* [Extrait]:
Introduction à une anthropologie rectifiée


Joseph de Maistre, que certains de mes Frères apprécient particulièrement, définissait la Franc-maçonnerie comme étant la " Science de l'homme ". Ainsi pour faire de la maçonnerie simplement, il faut pratiquer cette Science de l'homme.
Le Rite Écossais Rectifié, comme on le sait tous maintenant, a quatre sources principales d'inspiration : (1) la Maçonnerie française de l'époque de sa fondation, (2) la Maçonnerie templière allemande, (3) la Maçonnerie marginale de Martines de Pasqually, et enfin (4) la tradition des Pères de l'Église qui a nourri nos fondateurs. De ces quatre sources, les deux premières ont surtout fourni le cadre formel alors que les deux dernières ont fourni le contenu spirituel.
À partir de là, si l'on doit étudier l'Homme tel que nous le présente le Rite Rectifié, alors il faudra certainement essayer de comprendre comment le Rite en lui-même présente l'Homme, mais également comment la doctrine de Martines le fait à son tour, et comment la tradition patristique le fait aussi.
Sur cette base, il est très important que chaque maçon rectifié reprenne les rituels et les instructions de chaque grade qu'il a atteint. C'est là que se trouvera le message willermozien sur l'Homme. Il faudra ensuite que nous tentions une approche martinésienne du contexte qui a fait dire à Willermoz ce qu'il nous dit, de même il faudra faire la même chose avec la tradition des Pères de l'Église.

* [Travail demandé]:
A – Recopiez le passage de l'extrait qui va de « Le Rite Écossais » jusqu'à « le contenu spirituel. ».
B – Selon l'extrait, comment Joseph de Maistre définissait-il la Franc-maçonnerie ?
Les lignes qui viennent ensuite n'ont aucun rapport avec l'extrait.

* [Données fournies]:
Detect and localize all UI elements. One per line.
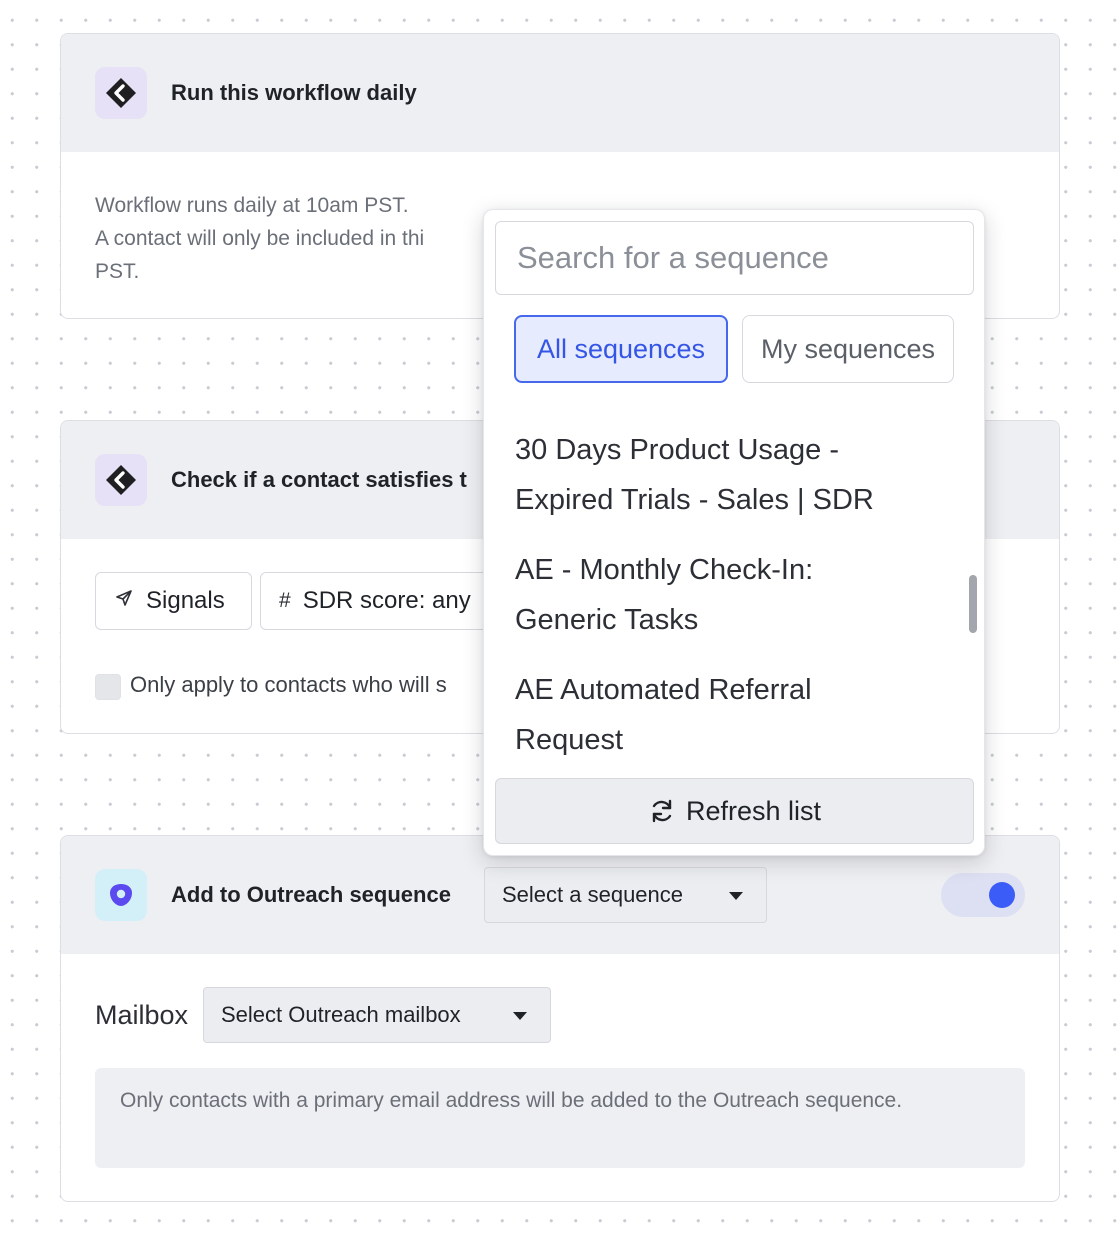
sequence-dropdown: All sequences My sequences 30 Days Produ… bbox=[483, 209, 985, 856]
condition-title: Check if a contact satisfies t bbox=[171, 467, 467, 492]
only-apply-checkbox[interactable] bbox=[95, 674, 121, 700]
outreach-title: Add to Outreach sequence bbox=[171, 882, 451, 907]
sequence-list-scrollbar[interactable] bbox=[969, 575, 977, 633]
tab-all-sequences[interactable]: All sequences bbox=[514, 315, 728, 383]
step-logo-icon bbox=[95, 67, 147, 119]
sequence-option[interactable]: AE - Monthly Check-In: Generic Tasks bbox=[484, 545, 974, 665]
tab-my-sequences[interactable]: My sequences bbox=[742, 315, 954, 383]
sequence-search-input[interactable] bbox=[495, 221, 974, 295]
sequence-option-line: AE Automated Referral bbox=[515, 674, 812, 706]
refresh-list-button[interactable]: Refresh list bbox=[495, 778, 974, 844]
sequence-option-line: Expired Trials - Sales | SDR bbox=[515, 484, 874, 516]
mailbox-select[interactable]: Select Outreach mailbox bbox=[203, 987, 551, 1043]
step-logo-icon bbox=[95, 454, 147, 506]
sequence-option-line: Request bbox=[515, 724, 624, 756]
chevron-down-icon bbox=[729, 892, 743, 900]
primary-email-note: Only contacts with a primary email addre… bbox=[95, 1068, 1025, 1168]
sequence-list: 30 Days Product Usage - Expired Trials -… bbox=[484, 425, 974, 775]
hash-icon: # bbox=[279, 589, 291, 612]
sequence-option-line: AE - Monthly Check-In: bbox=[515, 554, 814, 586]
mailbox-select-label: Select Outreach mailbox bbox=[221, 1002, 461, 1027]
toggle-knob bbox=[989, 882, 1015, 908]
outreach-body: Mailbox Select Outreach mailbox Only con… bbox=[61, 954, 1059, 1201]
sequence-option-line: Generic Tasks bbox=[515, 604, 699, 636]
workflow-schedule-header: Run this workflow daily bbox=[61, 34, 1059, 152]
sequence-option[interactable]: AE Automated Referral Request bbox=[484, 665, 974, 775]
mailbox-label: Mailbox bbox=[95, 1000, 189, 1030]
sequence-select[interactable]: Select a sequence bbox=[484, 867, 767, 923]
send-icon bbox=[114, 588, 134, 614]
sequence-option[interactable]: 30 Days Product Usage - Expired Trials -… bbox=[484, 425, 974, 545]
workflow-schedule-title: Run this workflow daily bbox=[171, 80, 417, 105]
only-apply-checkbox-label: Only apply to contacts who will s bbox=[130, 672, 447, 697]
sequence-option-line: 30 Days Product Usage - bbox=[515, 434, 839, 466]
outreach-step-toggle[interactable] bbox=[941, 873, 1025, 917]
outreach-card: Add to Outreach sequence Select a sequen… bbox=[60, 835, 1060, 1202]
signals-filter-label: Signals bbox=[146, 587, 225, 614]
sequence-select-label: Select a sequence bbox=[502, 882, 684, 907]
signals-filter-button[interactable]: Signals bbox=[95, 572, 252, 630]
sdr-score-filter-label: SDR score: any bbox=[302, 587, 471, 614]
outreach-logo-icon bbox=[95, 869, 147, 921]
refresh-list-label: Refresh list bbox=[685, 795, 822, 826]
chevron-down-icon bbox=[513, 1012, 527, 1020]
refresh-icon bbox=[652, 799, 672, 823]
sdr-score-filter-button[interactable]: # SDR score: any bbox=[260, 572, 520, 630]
* * *
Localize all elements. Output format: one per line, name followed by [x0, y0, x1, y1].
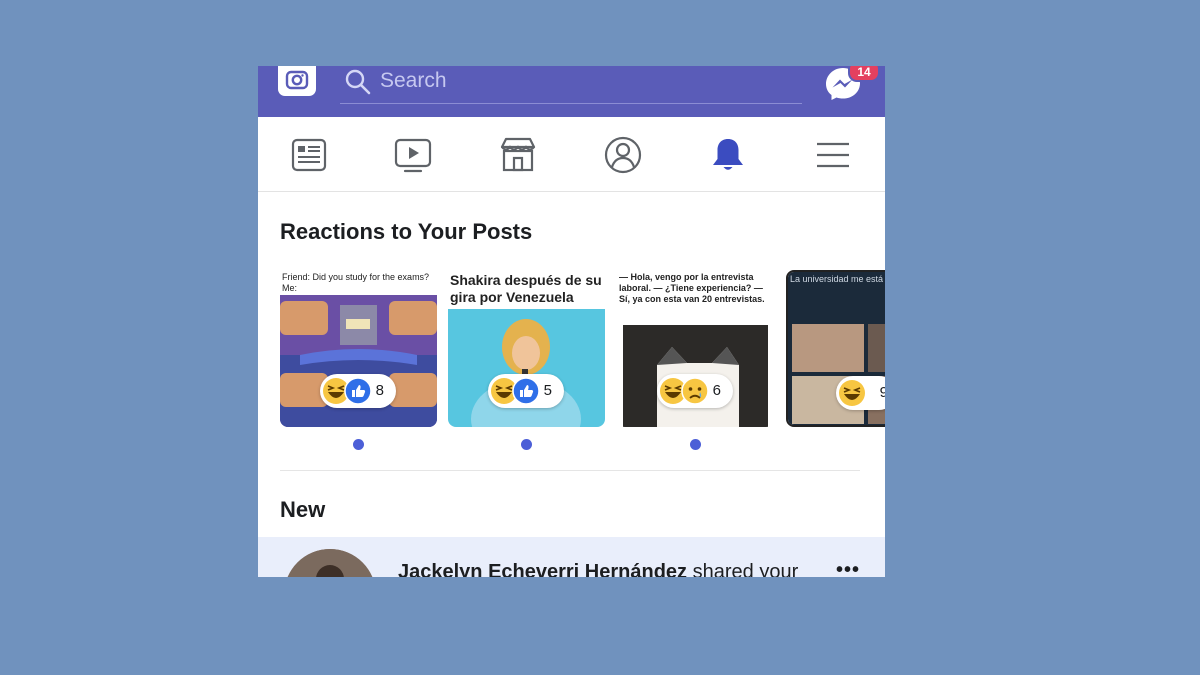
* * *
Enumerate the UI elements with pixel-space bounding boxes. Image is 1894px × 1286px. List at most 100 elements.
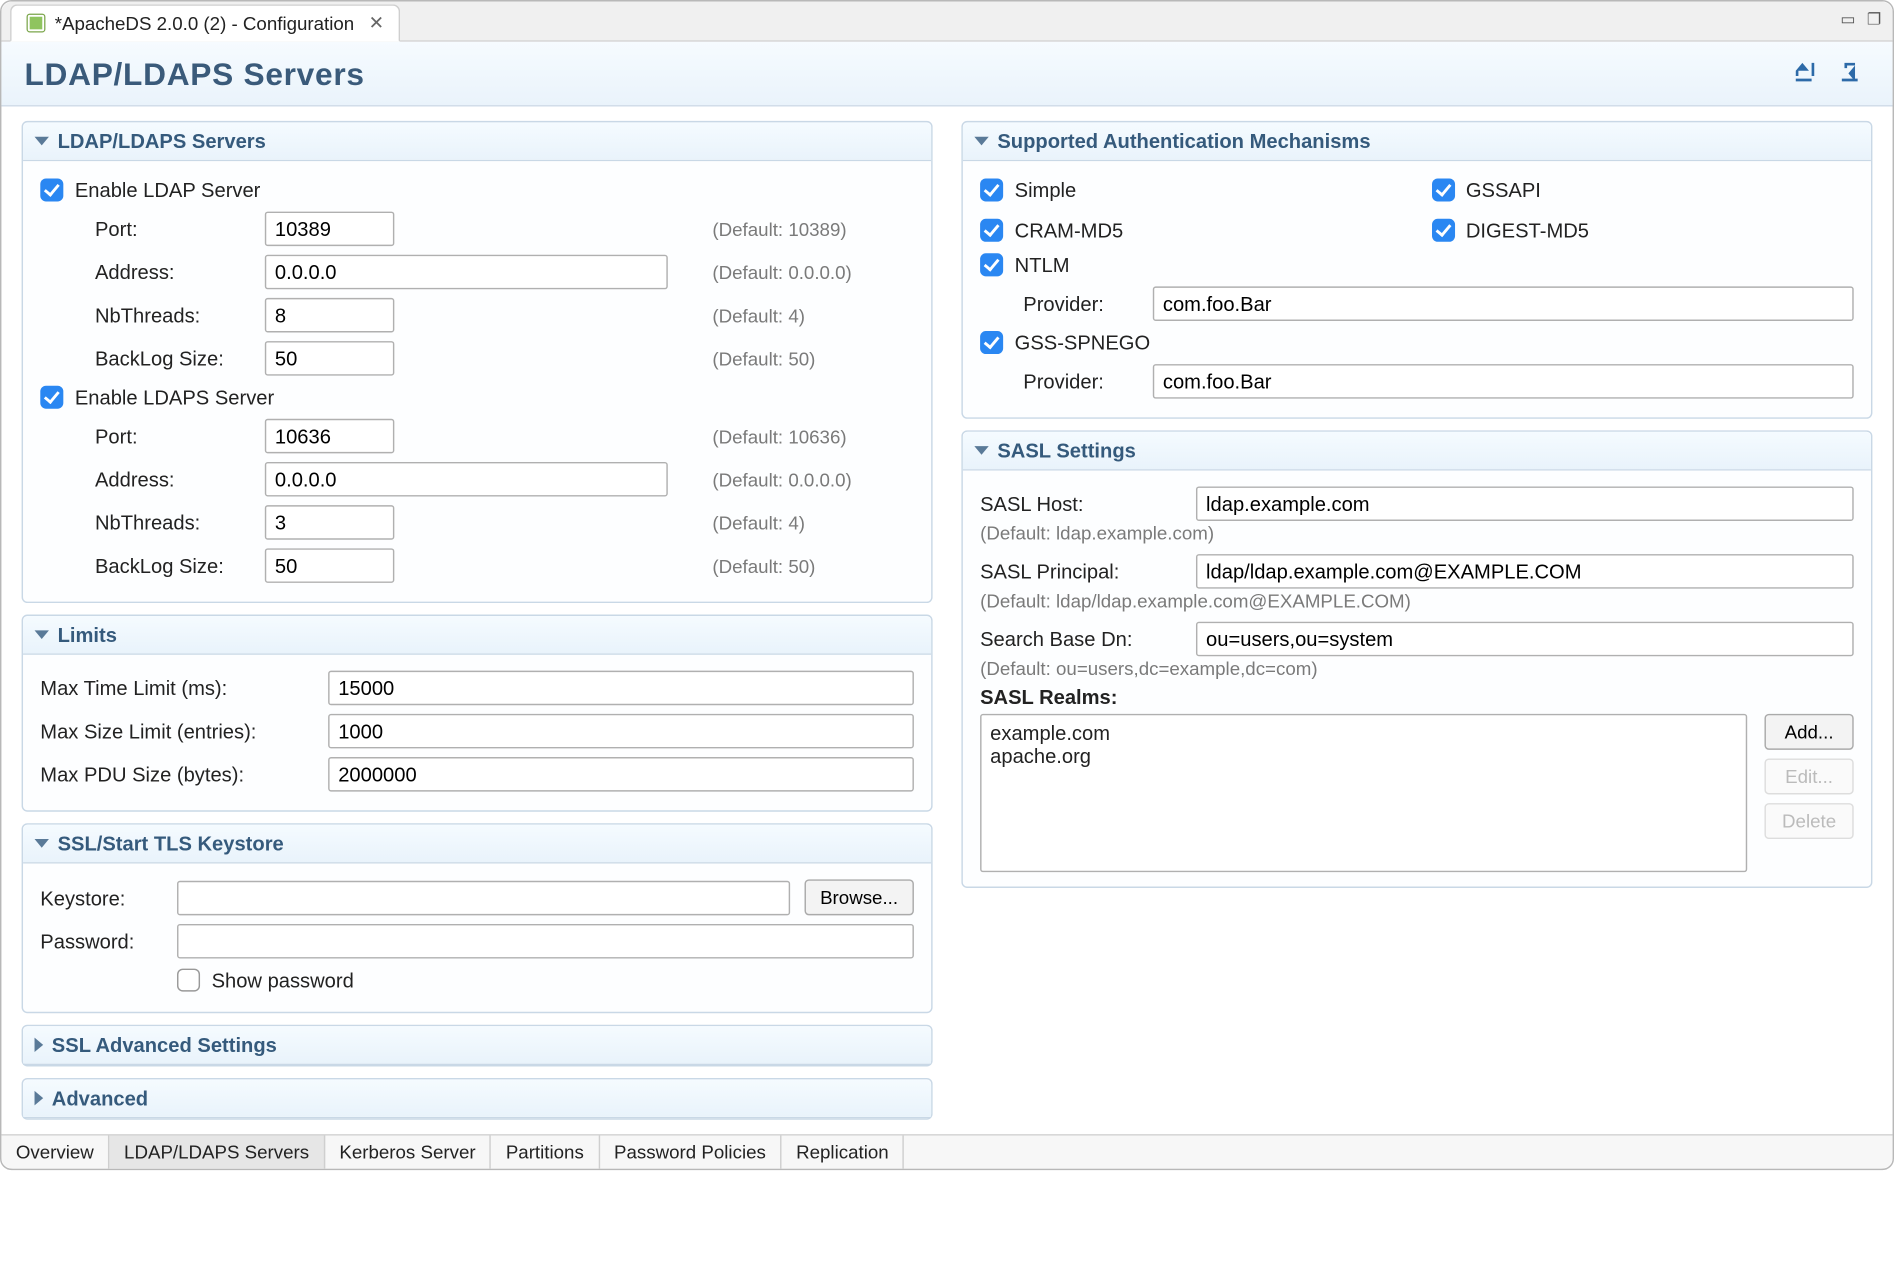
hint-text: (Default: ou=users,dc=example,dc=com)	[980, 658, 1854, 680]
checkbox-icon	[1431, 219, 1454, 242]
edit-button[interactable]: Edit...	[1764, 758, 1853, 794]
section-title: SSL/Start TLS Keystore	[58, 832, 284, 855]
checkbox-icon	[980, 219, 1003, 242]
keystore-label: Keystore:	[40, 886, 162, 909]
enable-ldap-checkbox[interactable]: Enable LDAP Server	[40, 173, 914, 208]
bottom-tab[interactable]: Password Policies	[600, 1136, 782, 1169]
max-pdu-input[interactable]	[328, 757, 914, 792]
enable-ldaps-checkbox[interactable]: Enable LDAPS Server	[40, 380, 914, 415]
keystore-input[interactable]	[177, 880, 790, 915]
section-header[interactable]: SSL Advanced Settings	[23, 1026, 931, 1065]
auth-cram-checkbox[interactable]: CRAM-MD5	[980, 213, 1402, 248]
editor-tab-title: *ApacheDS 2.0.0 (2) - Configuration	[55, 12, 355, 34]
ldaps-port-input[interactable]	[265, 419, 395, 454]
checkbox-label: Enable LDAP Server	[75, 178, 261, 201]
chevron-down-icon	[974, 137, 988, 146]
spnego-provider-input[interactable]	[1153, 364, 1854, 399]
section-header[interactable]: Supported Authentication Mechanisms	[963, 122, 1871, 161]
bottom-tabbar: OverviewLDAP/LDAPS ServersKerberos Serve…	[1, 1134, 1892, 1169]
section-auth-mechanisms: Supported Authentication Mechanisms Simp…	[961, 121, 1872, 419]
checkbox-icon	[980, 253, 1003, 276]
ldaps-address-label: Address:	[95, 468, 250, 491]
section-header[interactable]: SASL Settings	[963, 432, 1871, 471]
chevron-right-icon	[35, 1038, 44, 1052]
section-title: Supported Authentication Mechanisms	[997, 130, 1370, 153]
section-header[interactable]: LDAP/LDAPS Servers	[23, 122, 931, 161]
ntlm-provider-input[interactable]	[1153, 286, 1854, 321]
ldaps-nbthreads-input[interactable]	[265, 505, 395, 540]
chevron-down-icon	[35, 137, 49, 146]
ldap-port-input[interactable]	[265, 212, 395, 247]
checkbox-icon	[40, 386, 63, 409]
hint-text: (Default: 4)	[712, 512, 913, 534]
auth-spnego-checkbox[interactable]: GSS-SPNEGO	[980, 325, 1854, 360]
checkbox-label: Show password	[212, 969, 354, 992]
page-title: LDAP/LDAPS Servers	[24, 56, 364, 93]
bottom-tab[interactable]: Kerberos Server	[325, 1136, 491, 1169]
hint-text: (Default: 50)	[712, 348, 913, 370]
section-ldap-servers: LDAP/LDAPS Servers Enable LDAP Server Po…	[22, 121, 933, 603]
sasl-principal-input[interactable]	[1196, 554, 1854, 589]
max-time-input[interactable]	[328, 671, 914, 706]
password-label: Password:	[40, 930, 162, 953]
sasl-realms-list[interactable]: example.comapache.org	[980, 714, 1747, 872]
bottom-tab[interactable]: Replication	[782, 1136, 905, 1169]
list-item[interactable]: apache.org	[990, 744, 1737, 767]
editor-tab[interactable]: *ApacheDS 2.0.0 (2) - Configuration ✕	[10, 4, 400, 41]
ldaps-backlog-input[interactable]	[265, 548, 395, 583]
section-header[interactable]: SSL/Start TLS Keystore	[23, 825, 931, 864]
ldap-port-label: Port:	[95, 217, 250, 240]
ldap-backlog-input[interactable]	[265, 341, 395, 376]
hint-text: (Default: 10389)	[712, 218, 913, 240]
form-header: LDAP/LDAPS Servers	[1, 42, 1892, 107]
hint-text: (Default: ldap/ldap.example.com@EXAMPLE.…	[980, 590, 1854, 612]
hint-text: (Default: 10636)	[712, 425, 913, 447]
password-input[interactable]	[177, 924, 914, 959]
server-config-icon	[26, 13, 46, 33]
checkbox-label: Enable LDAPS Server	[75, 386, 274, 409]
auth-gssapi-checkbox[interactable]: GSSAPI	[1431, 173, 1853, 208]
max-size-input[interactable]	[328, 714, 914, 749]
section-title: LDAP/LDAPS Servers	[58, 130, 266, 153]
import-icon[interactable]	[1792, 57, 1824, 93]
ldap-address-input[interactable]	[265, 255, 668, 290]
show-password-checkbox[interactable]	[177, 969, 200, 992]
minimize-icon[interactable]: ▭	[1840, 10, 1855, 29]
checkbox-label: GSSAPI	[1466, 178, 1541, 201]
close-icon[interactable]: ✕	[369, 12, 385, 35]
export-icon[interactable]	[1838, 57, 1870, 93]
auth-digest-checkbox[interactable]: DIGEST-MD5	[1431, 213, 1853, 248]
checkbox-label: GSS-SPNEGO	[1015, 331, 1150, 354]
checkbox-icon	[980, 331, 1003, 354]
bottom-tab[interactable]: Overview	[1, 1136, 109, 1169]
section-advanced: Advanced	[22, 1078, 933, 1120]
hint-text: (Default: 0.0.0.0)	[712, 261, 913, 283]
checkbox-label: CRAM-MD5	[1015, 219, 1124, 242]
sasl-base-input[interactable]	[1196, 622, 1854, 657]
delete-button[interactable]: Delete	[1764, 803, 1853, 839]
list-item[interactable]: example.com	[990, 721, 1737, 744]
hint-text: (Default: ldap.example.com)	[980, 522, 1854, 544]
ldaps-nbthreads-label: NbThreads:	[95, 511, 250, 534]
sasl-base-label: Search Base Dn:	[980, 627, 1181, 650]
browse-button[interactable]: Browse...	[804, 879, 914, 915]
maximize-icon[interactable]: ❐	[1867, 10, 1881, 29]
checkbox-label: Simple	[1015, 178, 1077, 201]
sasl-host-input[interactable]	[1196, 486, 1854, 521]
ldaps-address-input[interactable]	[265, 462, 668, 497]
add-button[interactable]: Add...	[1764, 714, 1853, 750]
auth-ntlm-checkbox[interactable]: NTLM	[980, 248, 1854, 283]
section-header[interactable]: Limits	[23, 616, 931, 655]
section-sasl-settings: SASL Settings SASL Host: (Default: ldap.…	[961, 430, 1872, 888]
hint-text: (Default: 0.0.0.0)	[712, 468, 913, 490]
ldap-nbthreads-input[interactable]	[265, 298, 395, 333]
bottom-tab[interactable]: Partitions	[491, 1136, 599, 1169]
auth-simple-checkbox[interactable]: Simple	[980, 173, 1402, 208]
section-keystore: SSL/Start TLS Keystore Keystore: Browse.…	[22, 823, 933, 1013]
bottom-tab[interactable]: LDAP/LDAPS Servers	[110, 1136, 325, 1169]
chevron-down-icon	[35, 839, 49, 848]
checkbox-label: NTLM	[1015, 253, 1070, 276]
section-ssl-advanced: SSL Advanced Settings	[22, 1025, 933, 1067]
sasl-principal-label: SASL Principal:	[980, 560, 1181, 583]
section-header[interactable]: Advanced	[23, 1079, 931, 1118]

* [Réponses attendues]:
A –
Le Rite Écossais Rectifié, comme on le sait tous maintenant, a quatre sources principales d'inspiration : (1) la Maçonnerie française de l'époque de sa fondation, (2) la Maçonnerie templière allemande, (3) la Maçonnerie marginale de Martines de Pasqually, et enfin (4) la tradition des Pères de l'Église qui a nourri nos fondateurs. De ces quatre sources, les deux premières ont surtout fourni le cadre formel alors que les deux dernières ont fourni le contenu spirituel.

B – Comme étant la « Science de l'homme ».